» **Dataset items**:
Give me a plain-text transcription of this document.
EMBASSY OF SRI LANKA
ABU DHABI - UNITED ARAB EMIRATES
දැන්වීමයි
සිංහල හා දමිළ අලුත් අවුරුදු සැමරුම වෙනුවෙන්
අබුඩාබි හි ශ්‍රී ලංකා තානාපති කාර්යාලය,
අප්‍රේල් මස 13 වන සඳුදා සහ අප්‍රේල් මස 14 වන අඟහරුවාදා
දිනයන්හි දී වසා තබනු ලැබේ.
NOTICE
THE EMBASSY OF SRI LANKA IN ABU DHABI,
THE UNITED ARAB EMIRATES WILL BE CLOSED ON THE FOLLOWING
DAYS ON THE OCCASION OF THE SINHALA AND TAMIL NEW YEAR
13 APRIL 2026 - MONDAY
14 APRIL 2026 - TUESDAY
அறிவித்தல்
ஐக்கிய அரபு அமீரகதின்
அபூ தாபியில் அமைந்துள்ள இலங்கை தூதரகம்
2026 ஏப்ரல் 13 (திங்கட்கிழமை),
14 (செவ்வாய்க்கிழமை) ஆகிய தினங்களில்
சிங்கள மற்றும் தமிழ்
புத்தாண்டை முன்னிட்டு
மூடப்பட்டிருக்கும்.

» **TASK TO COMPLETE**: Collect every line with the string "LANKA" from the records, and copy each.

» **EXERCISE RESPONSE**:
EMBASSY OF SRI LANKA
THE EMBASSY OF SRI LANKA IN ABU DHABI,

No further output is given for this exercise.